## DIRECTIONS:
Extract every line where the string "watermark" appears.

## INPUT FOR THIS TASK:
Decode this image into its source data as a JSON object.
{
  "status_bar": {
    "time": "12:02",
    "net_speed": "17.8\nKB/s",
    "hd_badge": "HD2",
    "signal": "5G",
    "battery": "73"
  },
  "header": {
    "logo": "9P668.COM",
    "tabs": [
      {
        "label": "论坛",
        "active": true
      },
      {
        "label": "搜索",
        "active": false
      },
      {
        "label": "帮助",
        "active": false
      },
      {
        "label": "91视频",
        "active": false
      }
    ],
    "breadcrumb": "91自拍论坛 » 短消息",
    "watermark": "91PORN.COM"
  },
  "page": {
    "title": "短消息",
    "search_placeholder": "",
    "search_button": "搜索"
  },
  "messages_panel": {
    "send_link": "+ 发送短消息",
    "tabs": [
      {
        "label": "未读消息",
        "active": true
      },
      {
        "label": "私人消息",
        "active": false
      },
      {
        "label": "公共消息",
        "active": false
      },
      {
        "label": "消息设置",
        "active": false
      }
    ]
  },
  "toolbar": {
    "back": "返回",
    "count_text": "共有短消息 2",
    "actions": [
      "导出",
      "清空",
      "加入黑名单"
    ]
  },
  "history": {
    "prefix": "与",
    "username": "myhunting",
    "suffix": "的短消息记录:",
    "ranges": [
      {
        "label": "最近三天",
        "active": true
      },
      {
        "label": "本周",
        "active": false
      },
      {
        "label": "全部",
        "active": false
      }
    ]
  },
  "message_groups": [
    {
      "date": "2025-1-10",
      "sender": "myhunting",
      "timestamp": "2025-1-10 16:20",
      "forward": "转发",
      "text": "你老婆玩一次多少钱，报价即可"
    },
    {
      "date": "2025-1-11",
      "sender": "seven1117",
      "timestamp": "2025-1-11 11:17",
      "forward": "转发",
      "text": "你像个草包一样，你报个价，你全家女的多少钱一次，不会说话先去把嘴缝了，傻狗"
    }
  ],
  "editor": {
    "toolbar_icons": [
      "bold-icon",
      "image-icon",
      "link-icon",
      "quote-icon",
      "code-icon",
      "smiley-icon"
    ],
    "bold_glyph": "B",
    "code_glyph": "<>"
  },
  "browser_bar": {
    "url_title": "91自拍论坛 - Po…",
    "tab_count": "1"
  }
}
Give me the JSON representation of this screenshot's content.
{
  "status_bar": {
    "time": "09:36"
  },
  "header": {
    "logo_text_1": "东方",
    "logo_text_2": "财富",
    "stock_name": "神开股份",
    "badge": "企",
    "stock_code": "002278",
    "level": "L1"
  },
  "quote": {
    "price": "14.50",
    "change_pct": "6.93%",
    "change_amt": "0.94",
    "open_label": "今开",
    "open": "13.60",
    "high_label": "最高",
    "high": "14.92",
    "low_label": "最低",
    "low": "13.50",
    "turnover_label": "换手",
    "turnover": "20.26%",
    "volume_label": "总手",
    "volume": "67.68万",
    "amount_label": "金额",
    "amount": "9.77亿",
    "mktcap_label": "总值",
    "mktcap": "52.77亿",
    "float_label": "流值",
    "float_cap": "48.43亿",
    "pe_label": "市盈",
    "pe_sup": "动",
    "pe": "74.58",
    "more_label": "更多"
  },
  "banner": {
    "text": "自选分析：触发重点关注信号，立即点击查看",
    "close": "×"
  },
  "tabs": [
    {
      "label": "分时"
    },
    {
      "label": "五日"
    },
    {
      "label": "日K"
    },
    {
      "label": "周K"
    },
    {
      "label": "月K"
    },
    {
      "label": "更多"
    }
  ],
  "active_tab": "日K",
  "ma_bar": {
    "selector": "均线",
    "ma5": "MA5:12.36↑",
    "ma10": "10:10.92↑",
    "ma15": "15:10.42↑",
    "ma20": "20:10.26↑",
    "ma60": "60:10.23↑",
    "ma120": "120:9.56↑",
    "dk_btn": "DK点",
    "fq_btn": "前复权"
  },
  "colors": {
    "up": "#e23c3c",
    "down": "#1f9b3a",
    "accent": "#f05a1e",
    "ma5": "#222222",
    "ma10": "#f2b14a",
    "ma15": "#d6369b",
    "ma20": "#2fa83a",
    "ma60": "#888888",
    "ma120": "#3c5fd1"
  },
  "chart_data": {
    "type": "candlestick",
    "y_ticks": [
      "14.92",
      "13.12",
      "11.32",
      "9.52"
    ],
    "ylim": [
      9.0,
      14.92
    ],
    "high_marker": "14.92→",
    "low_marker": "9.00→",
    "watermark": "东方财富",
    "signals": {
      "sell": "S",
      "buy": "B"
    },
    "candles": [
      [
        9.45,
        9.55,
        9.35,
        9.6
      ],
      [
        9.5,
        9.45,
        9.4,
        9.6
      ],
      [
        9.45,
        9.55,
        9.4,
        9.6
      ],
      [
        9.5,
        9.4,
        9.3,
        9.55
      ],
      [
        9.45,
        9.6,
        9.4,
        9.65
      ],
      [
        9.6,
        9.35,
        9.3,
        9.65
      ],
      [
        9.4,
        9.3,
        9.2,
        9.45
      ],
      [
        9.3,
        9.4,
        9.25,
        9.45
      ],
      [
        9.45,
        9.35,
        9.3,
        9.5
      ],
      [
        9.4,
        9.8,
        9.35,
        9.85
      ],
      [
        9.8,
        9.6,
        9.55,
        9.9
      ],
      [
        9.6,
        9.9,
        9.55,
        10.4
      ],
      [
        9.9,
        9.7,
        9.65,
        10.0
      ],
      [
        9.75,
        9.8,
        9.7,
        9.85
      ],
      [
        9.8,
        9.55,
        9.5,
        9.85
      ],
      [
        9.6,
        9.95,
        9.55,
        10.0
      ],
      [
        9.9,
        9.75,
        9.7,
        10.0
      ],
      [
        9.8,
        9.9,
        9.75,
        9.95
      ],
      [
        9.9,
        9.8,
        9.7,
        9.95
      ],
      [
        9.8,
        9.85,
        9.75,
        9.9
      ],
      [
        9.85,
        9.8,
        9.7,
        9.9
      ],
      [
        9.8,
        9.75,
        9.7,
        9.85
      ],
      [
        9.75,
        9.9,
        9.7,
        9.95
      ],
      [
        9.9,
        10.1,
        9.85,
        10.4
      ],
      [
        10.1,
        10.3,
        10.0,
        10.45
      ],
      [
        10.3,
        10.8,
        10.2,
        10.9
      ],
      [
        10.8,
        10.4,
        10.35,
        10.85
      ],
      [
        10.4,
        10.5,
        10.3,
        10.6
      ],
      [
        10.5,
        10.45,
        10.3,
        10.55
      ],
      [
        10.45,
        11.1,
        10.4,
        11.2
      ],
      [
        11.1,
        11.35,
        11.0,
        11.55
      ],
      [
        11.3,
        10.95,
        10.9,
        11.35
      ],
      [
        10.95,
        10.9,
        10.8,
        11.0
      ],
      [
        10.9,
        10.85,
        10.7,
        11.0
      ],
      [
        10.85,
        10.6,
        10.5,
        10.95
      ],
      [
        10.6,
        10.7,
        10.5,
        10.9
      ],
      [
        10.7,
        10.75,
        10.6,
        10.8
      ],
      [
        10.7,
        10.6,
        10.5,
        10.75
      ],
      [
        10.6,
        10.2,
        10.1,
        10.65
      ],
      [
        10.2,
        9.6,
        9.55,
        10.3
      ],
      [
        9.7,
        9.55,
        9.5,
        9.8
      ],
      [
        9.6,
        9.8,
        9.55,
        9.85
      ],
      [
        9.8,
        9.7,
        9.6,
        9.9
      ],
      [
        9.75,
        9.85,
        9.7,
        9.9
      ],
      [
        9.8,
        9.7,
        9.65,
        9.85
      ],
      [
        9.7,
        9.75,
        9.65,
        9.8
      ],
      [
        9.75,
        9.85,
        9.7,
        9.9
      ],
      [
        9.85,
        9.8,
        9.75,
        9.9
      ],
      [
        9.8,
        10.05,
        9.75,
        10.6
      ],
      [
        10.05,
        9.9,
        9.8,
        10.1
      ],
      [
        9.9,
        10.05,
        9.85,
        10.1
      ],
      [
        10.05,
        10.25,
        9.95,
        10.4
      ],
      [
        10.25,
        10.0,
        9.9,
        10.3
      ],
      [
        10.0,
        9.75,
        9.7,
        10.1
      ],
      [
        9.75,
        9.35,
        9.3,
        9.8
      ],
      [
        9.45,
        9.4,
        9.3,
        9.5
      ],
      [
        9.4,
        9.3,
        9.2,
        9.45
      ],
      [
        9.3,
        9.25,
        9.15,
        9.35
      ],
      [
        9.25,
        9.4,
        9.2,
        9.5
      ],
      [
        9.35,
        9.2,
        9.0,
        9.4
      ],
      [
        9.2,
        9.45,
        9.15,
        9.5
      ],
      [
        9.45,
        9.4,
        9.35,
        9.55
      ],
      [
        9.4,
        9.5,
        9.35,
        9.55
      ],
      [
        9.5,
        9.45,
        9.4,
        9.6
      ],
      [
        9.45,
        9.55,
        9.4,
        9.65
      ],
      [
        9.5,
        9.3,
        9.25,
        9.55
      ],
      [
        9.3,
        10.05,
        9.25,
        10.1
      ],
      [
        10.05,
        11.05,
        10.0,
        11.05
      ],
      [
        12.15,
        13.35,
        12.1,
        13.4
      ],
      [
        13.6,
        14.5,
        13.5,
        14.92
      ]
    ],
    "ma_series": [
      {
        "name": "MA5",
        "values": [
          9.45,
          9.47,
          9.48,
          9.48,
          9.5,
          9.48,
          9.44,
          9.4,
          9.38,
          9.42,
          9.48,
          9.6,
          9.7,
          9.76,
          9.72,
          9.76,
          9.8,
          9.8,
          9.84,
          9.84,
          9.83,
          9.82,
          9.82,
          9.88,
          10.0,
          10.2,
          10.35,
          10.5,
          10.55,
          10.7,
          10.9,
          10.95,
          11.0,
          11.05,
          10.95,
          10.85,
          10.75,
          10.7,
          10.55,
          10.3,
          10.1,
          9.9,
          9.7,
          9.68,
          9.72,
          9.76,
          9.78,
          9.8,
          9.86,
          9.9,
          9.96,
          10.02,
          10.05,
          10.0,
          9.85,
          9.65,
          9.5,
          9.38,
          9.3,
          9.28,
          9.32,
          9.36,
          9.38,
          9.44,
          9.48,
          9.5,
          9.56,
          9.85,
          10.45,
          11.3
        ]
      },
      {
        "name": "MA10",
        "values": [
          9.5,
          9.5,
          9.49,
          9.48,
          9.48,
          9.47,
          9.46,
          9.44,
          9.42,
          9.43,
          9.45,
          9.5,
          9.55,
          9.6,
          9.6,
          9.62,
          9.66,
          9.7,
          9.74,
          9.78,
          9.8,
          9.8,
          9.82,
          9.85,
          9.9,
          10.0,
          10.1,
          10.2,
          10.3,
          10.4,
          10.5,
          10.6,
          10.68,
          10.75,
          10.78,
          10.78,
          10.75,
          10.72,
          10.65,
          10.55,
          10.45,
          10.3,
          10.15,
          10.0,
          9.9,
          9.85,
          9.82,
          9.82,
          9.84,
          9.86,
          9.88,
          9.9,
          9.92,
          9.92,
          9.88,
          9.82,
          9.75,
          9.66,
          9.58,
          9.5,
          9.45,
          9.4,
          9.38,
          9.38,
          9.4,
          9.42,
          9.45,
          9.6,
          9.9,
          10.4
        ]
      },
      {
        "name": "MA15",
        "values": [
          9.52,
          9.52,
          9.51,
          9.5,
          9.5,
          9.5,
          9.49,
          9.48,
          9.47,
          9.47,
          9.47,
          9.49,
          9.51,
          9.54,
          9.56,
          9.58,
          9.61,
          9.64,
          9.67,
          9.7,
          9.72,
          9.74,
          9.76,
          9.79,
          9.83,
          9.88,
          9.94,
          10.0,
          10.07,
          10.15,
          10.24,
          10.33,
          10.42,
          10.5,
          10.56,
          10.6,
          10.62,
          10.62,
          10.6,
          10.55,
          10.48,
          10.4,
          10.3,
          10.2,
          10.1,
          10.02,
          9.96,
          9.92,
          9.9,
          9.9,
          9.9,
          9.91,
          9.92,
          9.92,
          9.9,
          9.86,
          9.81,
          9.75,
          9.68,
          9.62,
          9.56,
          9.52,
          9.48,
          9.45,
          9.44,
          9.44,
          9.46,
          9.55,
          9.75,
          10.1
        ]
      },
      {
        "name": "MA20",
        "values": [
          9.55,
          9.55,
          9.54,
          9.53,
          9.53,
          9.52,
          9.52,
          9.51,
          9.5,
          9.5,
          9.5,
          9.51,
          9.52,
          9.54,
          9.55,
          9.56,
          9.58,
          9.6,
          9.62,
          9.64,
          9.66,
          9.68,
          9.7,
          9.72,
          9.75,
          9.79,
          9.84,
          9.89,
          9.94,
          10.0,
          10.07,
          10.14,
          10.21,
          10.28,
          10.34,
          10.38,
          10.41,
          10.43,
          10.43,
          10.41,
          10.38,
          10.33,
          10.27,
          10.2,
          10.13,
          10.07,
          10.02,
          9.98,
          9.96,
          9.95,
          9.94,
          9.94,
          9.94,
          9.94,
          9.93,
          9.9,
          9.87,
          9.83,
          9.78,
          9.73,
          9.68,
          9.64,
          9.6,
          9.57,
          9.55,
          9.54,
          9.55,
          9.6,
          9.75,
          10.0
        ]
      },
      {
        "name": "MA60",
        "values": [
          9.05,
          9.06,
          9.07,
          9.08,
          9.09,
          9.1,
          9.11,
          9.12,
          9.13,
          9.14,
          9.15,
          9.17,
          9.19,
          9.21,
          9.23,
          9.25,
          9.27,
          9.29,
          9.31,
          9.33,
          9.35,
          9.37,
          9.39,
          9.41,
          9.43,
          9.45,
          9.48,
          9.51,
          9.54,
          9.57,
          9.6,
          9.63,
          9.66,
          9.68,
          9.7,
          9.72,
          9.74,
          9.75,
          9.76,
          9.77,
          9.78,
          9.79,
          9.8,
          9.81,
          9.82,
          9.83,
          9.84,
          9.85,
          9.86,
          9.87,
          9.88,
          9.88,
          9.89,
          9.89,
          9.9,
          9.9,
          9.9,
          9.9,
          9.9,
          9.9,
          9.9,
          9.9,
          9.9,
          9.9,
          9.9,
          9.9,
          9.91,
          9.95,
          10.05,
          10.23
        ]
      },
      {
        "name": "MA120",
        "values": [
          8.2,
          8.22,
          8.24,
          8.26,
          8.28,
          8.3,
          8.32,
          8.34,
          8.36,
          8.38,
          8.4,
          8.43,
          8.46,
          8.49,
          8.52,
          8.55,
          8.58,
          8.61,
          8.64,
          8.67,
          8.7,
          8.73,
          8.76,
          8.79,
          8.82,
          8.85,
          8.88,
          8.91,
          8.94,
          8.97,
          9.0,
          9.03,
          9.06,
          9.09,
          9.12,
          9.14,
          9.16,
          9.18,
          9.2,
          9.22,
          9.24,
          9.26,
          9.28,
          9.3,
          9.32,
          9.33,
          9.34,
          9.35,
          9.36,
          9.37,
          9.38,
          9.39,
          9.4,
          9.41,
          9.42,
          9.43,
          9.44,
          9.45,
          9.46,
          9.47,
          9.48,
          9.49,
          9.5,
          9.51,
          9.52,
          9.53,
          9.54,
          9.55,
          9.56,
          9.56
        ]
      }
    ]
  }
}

## OUTPUT:
    "watermark": "91PORN.COM"
    "watermark": "东方财富",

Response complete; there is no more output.